WORK INSTRUCTIONS
Go through the records line by line and work out how many lines hold the word "在满负荷情况下". Answer with the number only.
— start of DATA SUPPLIED —
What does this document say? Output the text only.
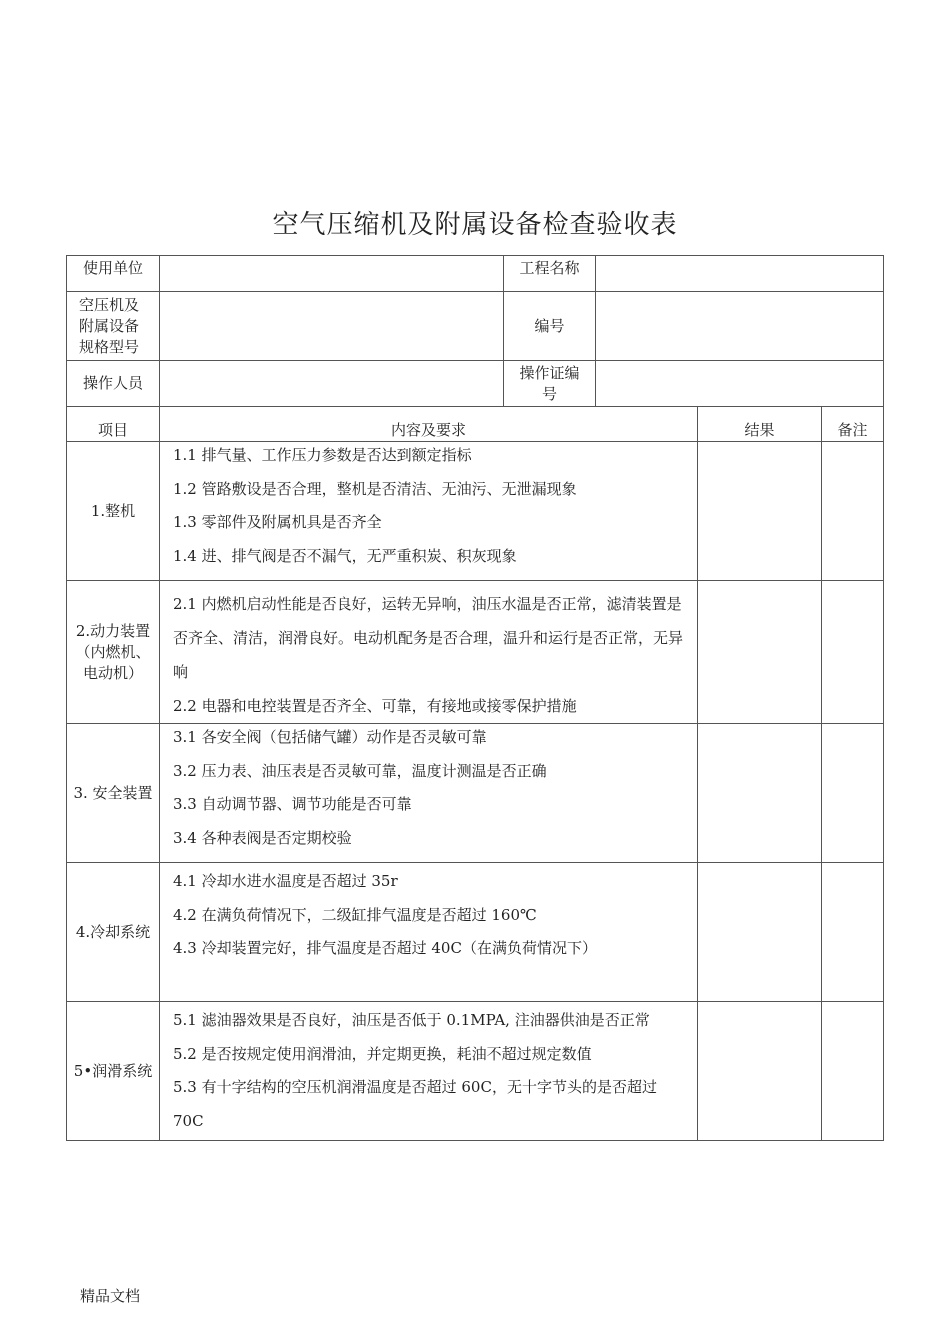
空气压缩机及附属设备检查验收表
使用单位		工程名称	
空压机及附属设备规格型号		编号	
操作人员		操作证编号	
项目	内容及要求	结果	备注
1.整机	1.1 排气量、工作压力参数是否达到额定指标
1.2 管路敷设是否合理，整机是否清洁、无油污、无泄漏现象
1.3 零部件及附属机具是否齐全
1.4 进、排气阀是否不漏气，无严重积炭、积灰现象		

2.动力装置（内燃机、电动机）	2.1 内燃机启动性能是否良好，运转无异响，油压水温是否正常，滤清装置是否齐全、清洁，润滑良好。电动机配务是否合理，温升和运行是否正常，无异响
2.2 电器和电控装置是否齐全、可靠，有接地或接零保护措施		

3. 安全装置	3.1 各安全阀（包括储气罐）动作是否灵敏可靠
3.2 压力表、油压表是否灵敏可靠，温度计测温是否正确
3.3 自动调节器、调节功能是否可靠
3.4 各种表阀是否定期校验		

4.冷却系统	4.1 冷却水进水温度是否超过 35r
4.2 在满负荷情况下，二级缸排气温度是否超过 160℃
4.3 冷却装置完好，排气温度是否超过 40C（在满负荷情况下）		

5•润滑系统	5.1 滤油器效果是否良好，油压是否低于 0.1MPA, 注油器供油是否正常
5.2 是否按规定使用润滑油，并定期更换，耗油不超过规定数值
5.3 有十字结构的空压机润滑温度是否超过 60C，无十字节头的是否超过 70C		

精品文档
— end of DATA SUPPLIED —
WRITTEN ANSWER
2